Stored items from a collection:

========

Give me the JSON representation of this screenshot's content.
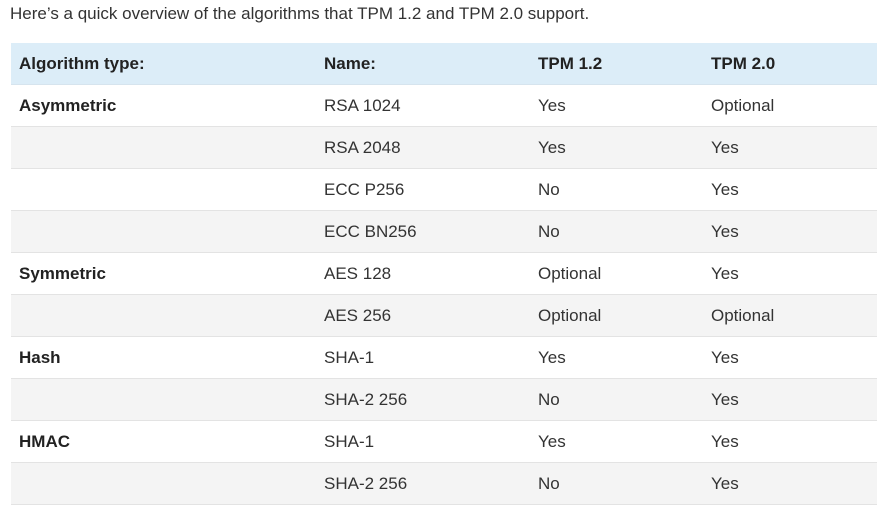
{
  "intro": "Here’s a quick overview of the algorithms that TPM 1.2 and TPM 2.0 support.",
  "table": {
    "headers": [
      "Algorithm type:",
      "Name:",
      "TPM 1.2",
      "TPM 2.0"
    ],
    "rows": [
      {
        "type": "Asymmetric",
        "name": "RSA 1024",
        "tpm12": "Yes",
        "tpm20": "Optional"
      },
      {
        "type": "",
        "name": "RSA 2048",
        "tpm12": "Yes",
        "tpm20": "Yes"
      },
      {
        "type": "",
        "name": "ECC P256",
        "tpm12": "No",
        "tpm20": "Yes"
      },
      {
        "type": "",
        "name": "ECC BN256",
        "tpm12": "No",
        "tpm20": "Yes"
      },
      {
        "type": "Symmetric",
        "name": "AES 128",
        "tpm12": "Optional",
        "tpm20": "Yes"
      },
      {
        "type": "",
        "name": "AES 256",
        "tpm12": "Optional",
        "tpm20": "Optional"
      },
      {
        "type": "Hash",
        "name": "SHA-1",
        "tpm12": "Yes",
        "tpm20": "Yes"
      },
      {
        "type": "",
        "name": "SHA-2 256",
        "tpm12": "No",
        "tpm20": "Yes"
      },
      {
        "type": "HMAC",
        "name": "SHA-1",
        "tpm12": "Yes",
        "tpm20": "Yes"
      },
      {
        "type": "",
        "name": "SHA-2 256",
        "tpm12": "No",
        "tpm20": "Yes"
      }
    ]
  },
  "colors": {
    "header_bg": "#dcedf8",
    "alt_row_bg": "#f4f4f4",
    "border": "#e3e3e3"
  }
}
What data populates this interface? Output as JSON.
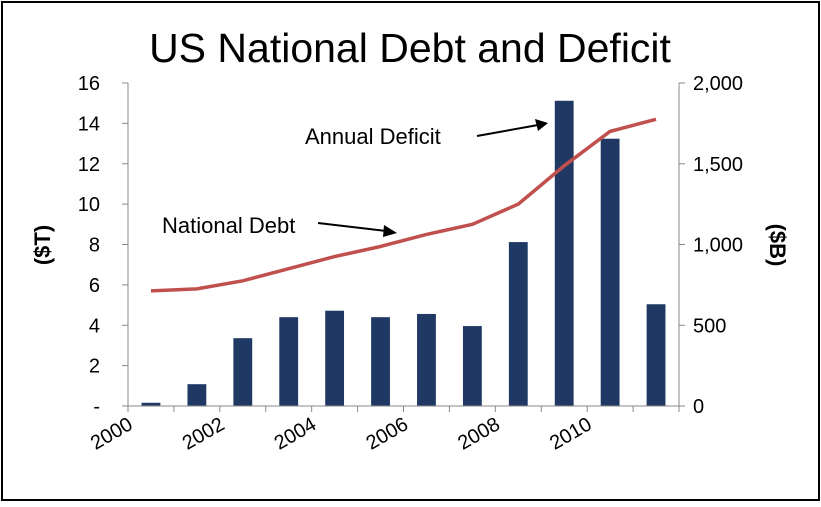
{
  "chart_data": {
    "type": "bar",
    "title": "US National Debt and Deficit",
    "x_tick_labels": [
      "2000",
      "2002",
      "2004",
      "2006",
      "2008",
      "2010"
    ],
    "y_left": {
      "label": "($T)",
      "ticks": [
        "16",
        "14",
        "12",
        "10",
        "8",
        "6",
        "4",
        "2",
        "-"
      ],
      "range": [
        0,
        16
      ]
    },
    "y_right": {
      "label": "($B)",
      "ticks": [
        "2,000",
        "1,500",
        "1,000",
        "500",
        "0"
      ],
      "range": [
        0,
        2000
      ]
    },
    "categories": [
      "2000",
      "2001",
      "2002",
      "2003",
      "2004",
      "2005",
      "2006",
      "2007",
      "2008",
      "2009",
      "2010",
      "2011"
    ],
    "series": [
      {
        "type": "bar",
        "axis": "right",
        "color": "#1f3864",
        "values": [
          20,
          135,
          420,
          550,
          590,
          550,
          570,
          495,
          1015,
          1890,
          1655,
          630
        ]
      },
      {
        "type": "line",
        "axis": "left",
        "color": "#c0504d",
        "values": [
          5.7,
          5.8,
          6.2,
          6.8,
          7.4,
          7.9,
          8.5,
          9.0,
          10.0,
          11.9,
          13.6,
          14.2
        ]
      }
    ],
    "annotations": [
      {
        "text": "National Debt",
        "points_to": "line"
      },
      {
        "text": "Annual Deficit",
        "points_to": "bar"
      }
    ],
    "grid": false,
    "legend": "none"
  }
}
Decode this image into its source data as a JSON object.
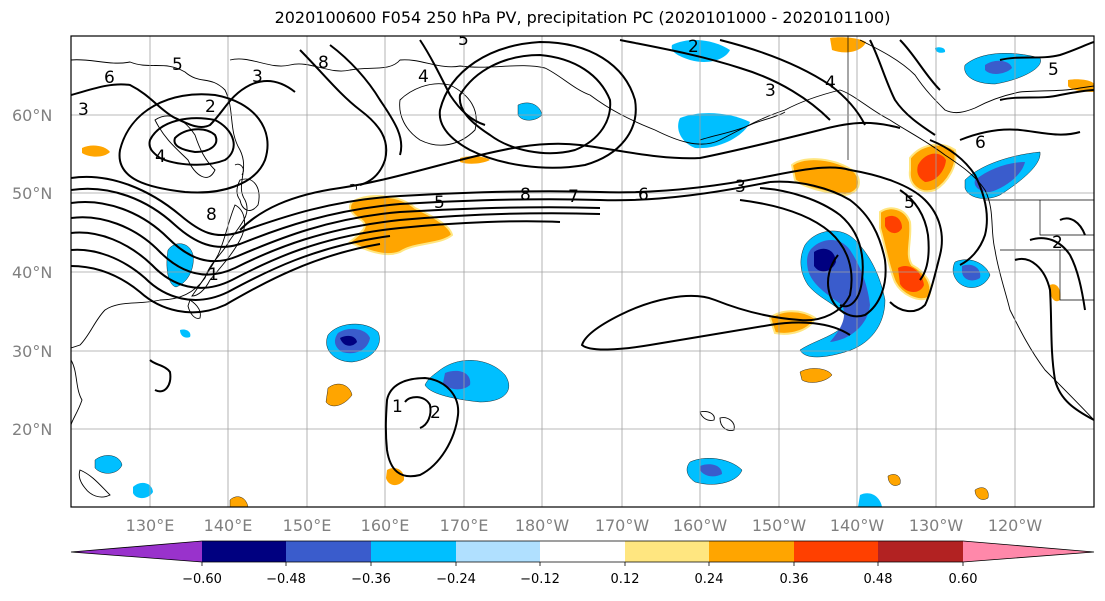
{
  "title": "2020100600 F054 250 hPa PV, precipitation PC (2020101000 - 2020101100)",
  "map": {
    "lat_labels": [
      "60°N",
      "50°N",
      "40°N",
      "30°N",
      "20°N"
    ],
    "lon_labels": [
      "130°E",
      "140°E",
      "150°E",
      "160°E",
      "170°E",
      "180°W",
      "170°W",
      "160°W",
      "150°W",
      "140°W",
      "130°W",
      "120°W"
    ],
    "contour_labels": [
      "6",
      "5",
      "3",
      "2",
      "4",
      "8",
      "3",
      "4",
      "8",
      "5",
      "8",
      "7",
      "6",
      "3",
      "5",
      "6",
      "5",
      "2",
      "1",
      "2",
      "1",
      "3",
      "4",
      "5",
      "2"
    ]
  },
  "colorbar": {
    "ticks": [
      "−0.60",
      "−0.48",
      "−0.36",
      "−0.24",
      "−0.12",
      "0.12",
      "0.24",
      "0.36",
      "0.48",
      "0.60"
    ],
    "colors": [
      "#9932cc",
      "#000080",
      "#3a5ccc",
      "#00bfff",
      "#b0e0ff",
      "#ffffff",
      "#ffe680",
      "#ffa500",
      "#ff4000",
      "#b22222",
      "#ff88aa"
    ]
  },
  "colors": {
    "grid": "#a0a0a0",
    "contour": "#000000",
    "coast": "#000000"
  }
}
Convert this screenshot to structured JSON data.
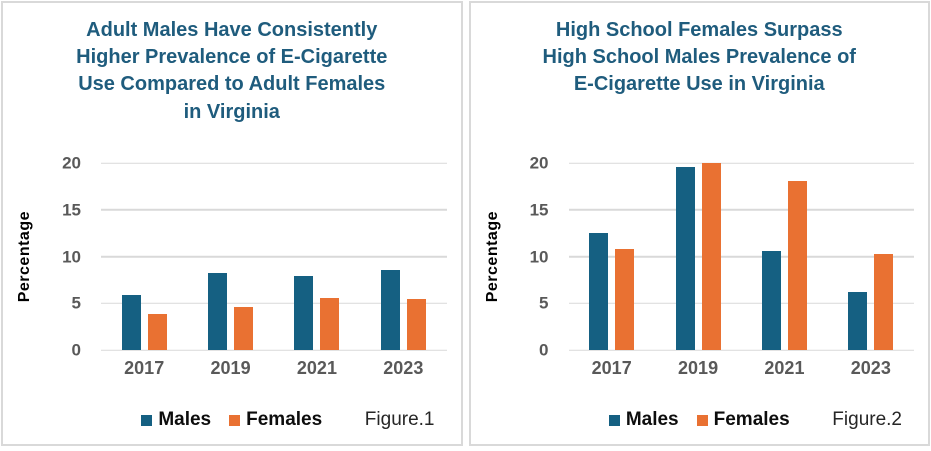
{
  "colors": {
    "males": "#156082",
    "females": "#E97132",
    "title": "#1F5C7D",
    "gridline": "#D9D9D9",
    "axis_tick": "#595959",
    "card_border": "#D9D9D9"
  },
  "chart_data": [
    {
      "type": "bar",
      "title": "Adult Males Have Consistently\nHigher Prevalence of E-Cigarette\nUse Compared to Adult Females\nin Virginia",
      "categories": [
        "2017",
        "2019",
        "2021",
        "2023"
      ],
      "series": [
        {
          "name": "Males",
          "color": "#156082",
          "values": [
            5.9,
            8.2,
            7.9,
            8.6
          ]
        },
        {
          "name": "Females",
          "color": "#E97132",
          "values": [
            3.9,
            4.6,
            5.6,
            5.5
          ]
        }
      ],
      "xlabel": "",
      "ylabel": "Percentage",
      "yticks": [
        0,
        5,
        10,
        15,
        20
      ],
      "ylim": [
        0,
        20
      ],
      "grid": true,
      "legend_position": "bottom",
      "figure_label": "Figure.1"
    },
    {
      "type": "bar",
      "title": "High School Females Surpass\nHigh School Males Prevalence of\nE-Cigarette Use in Virginia",
      "categories": [
        "2017",
        "2019",
        "2021",
        "2023"
      ],
      "series": [
        {
          "name": "Males",
          "color": "#156082",
          "values": [
            12.5,
            19.6,
            10.6,
            6.2
          ]
        },
        {
          "name": "Females",
          "color": "#E97132",
          "values": [
            10.8,
            20.0,
            18.1,
            10.3
          ]
        }
      ],
      "xlabel": "",
      "ylabel": "Percentage",
      "yticks": [
        0,
        5,
        10,
        15,
        20
      ],
      "ylim": [
        0,
        20
      ],
      "grid": true,
      "legend_position": "bottom",
      "figure_label": "Figure.2"
    }
  ]
}
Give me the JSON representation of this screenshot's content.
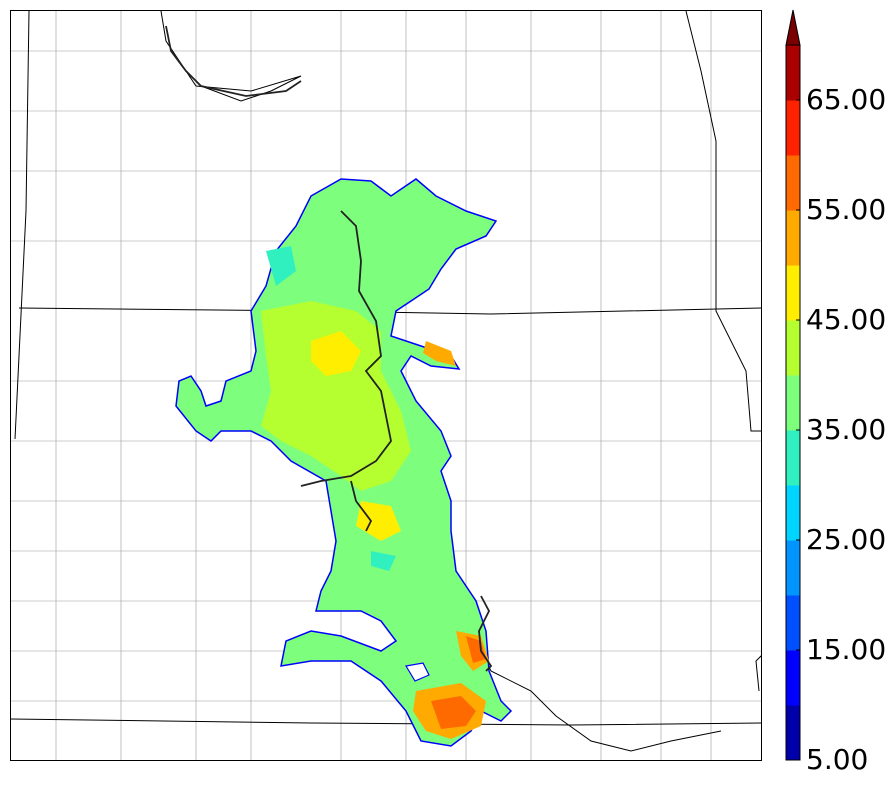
{
  "map": {
    "type": "filled-contour",
    "colorbar": {
      "tick_labels": [
        "5.00",
        "15.00",
        "25.00",
        "35.00",
        "45.00",
        "55.00",
        "65.00"
      ],
      "levels": [
        5,
        10,
        15,
        20,
        25,
        30,
        35,
        40,
        45,
        50,
        55,
        60,
        65,
        70
      ],
      "colors": [
        "#0000aa",
        "#0000ff",
        "#0050ff",
        "#0095ff",
        "#00d5ff",
        "#30f0c0",
        "#7dff7d",
        "#b5ff30",
        "#ffee00",
        "#ffaa00",
        "#ff6a00",
        "#ff2200",
        "#aa0000"
      ],
      "extend": "max"
    }
  }
}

========

__WHAT IS ASKED__
Write out every record above exactly as it stands, but leave out the pictures.

__CORRECT RESPONSE__
Give me the JSON representation of this screenshot's content.
{
  "intro": "Here’s a quick overview of the algorithms that TPM 1.2 and TPM 2.0 support.",
  "table": {
    "headers": [
      "Algorithm type:",
      "Name:",
      "TPM 1.2",
      "TPM 2.0"
    ],
    "rows": [
      {
        "type": "Asymmetric",
        "name": "RSA 1024",
        "tpm12": "Yes",
        "tpm20": "Optional"
      },
      {
        "type": "",
        "name": "RSA 2048",
        "tpm12": "Yes",
        "tpm20": "Yes"
      },
      {
        "type": "",
        "name": "ECC P256",
        "tpm12": "No",
        "tpm20": "Yes"
      },
      {
        "type": "",
        "name": "ECC BN256",
        "tpm12": "No",
        "tpm20": "Yes"
      },
      {
        "type": "Symmetric",
        "name": "AES 128",
        "tpm12": "Optional",
        "tpm20": "Yes"
      },
      {
        "type": "",
        "name": "AES 256",
        "tpm12": "Optional",
        "tpm20": "Optional"
      },
      {
        "type": "Hash",
        "name": "SHA-1",
        "tpm12": "Yes",
        "tpm20": "Yes"
      },
      {
        "type": "",
        "name": "SHA-2 256",
        "tpm12": "No",
        "tpm20": "Yes"
      },
      {
        "type": "HMAC",
        "name": "SHA-1",
        "tpm12": "Yes",
        "tpm20": "Yes"
      },
      {
        "type": "",
        "name": "SHA-2 256",
        "tpm12": "No",
        "tpm20": "Yes"
      }
    ]
  },
  "colors": {
    "header_bg": "#dcedf8",
    "alt_row_bg": "#f4f4f4",
    "border": "#e3e3e3"
  }
}
What data populates this interface? Output as JSON.
{
  "chart_data": {
    "type": "bar",
    "title": "US National Debt and Deficit",
    "x_tick_labels": [
      "2000",
      "2002",
      "2004",
      "2006",
      "2008",
      "2010"
    ],
    "y_left": {
      "label": "($T)",
      "ticks": [
        "16",
        "14",
        "12",
        "10",
        "8",
        "6",
        "4",
        "2",
        "-"
      ],
      "range": [
        0,
        16
      ]
    },
    "y_right": {
      "label": "($B)",
      "ticks": [
        "2,000",
        "1,500",
        "1,000",
        "500",
        "0"
      ],
      "range": [
        0,
        2000
      ]
    },
    "categories": [
      "2000",
      "2001",
      "2002",
      "2003",
      "2004",
      "2005",
      "2006",
      "2007",
      "2008",
      "2009",
      "2010",
      "2011"
    ],
    "series": [
      {
        "type": "bar",
        "axis": "right",
        "color": "#1f3864",
        "values": [
          20,
          135,
          420,
          550,
          590,
          550,
          570,
          495,
          1015,
          1890,
          1655,
          630
        ]
      },
      {
        "type": "line",
        "axis": "left",
        "color": "#c0504d",
        "values": [
          5.7,
          5.8,
          6.2,
          6.8,
          7.4,
          7.9,
          8.5,
          9.0,
          10.0,
          11.9,
          13.6,
          14.2
        ]
      }
    ],
    "annotations": [
      {
        "text": "National Debt",
        "points_to": "line"
      },
      {
        "text": "Annual Deficit",
        "points_to": "bar"
      }
    ],
    "grid": false,
    "legend": "none"
  }
}
Decode this image into its source data as a JSON object.
{
  "title": "2020100600 F054 250 hPa PV, precipitation PC (2020101000 - 2020101100)",
  "map": {
    "lat_labels": [
      "60°N",
      "50°N",
      "40°N",
      "30°N",
      "20°N"
    ],
    "lon_labels": [
      "130°E",
      "140°E",
      "150°E",
      "160°E",
      "170°E",
      "180°W",
      "170°W",
      "160°W",
      "150°W",
      "140°W",
      "130°W",
      "120°W"
    ],
    "contour_labels": [
      "6",
      "5",
      "3",
      "2",
      "4",
      "8",
      "3",
      "4",
      "8",
      "5",
      "8",
      "7",
      "6",
      "3",
      "5",
      "6",
      "5",
      "2",
      "1",
      "2",
      "1",
      "3",
      "4",
      "5",
      "2"
    ]
  },
  "colorbar": {
    "ticks": [
      "−0.60",
      "−0.48",
      "−0.36",
      "−0.24",
      "−0.12",
      "0.12",
      "0.24",
      "0.36",
      "0.48",
      "0.60"
    ],
    "colors": [
      "#9932cc",
      "#000080",
      "#3a5ccc",
      "#00bfff",
      "#b0e0ff",
      "#ffffff",
      "#ffe680",
      "#ffa500",
      "#ff4000",
      "#b22222",
      "#ff88aa"
    ]
  },
  "colors": {
    "grid": "#a0a0a0",
    "contour": "#000000",
    "coast": "#000000"
  }
}
Convert this screenshot to structured JSON data.
{
  "colors": {
    "males": "#156082",
    "females": "#E97132",
    "title": "#1F5C7D",
    "gridline": "#D9D9D9",
    "axis_tick": "#595959",
    "card_border": "#D9D9D9"
  },
  "chart_data": [
    {
      "type": "bar",
      "title": "Adult Males Have Consistently\nHigher Prevalence of E-Cigarette\nUse Compared to Adult Females\nin Virginia",
      "categories": [
        "2017",
        "2019",
        "2021",
        "2023"
      ],
      "series": [
        {
          "name": "Males",
          "color": "#156082",
          "values": [
            5.9,
            8.2,
            7.9,
            8.6
          ]
        },
        {
          "name": "Females",
          "color": "#E97132",
          "values": [
            3.9,
            4.6,
            5.6,
            5.5
          ]
        }
      ],
      "xlabel": "",
      "ylabel": "Percentage",
      "yticks": [
        0,
        5,
        10,
        15,
        20
      ],
      "ylim": [
        0,
        20
      ],
      "grid": true,
      "legend_position": "bottom",
      "figure_label": "Figure.1"
    },
    {
      "type": "bar",
      "title": "High School Females Surpass\nHigh School Males Prevalence of\nE-Cigarette Use in Virginia",
      "categories": [
        "2017",
        "2019",
        "2021",
        "2023"
      ],
      "series": [
        {
          "name": "Males",
          "color": "#156082",
          "values": [
            12.5,
            19.6,
            10.6,
            6.2
          ]
        },
        {
          "name": "Females",
          "color": "#E97132",
          "values": [
            10.8,
            20.0,
            18.1,
            10.3
          ]
        }
      ],
      "xlabel": "",
      "ylabel": "Percentage",
      "yticks": [
        0,
        5,
        10,
        15,
        20
      ],
      "ylim": [
        0,
        20
      ],
      "grid": true,
      "legend_position": "bottom",
      "figure_label": "Figure.2"
    }
  ]
}
Give me the JSON representation of this screenshot's content.
{
  "map": {
    "type": "filled-contour",
    "colorbar": {
      "tick_labels": [
        "5.00",
        "15.00",
        "25.00",
        "35.00",
        "45.00",
        "55.00",
        "65.00"
      ],
      "levels": [
        5,
        10,
        15,
        20,
        25,
        30,
        35,
        40,
        45,
        50,
        55,
        60,
        65,
        70
      ],
      "colors": [
        "#0000aa",
        "#0000ff",
        "#0050ff",
        "#0095ff",
        "#00d5ff",
        "#30f0c0",
        "#7dff7d",
        "#b5ff30",
        "#ffee00",
        "#ffaa00",
        "#ff6a00",
        "#ff2200",
        "#aa0000"
      ],
      "extend": "max"
    }
  }
}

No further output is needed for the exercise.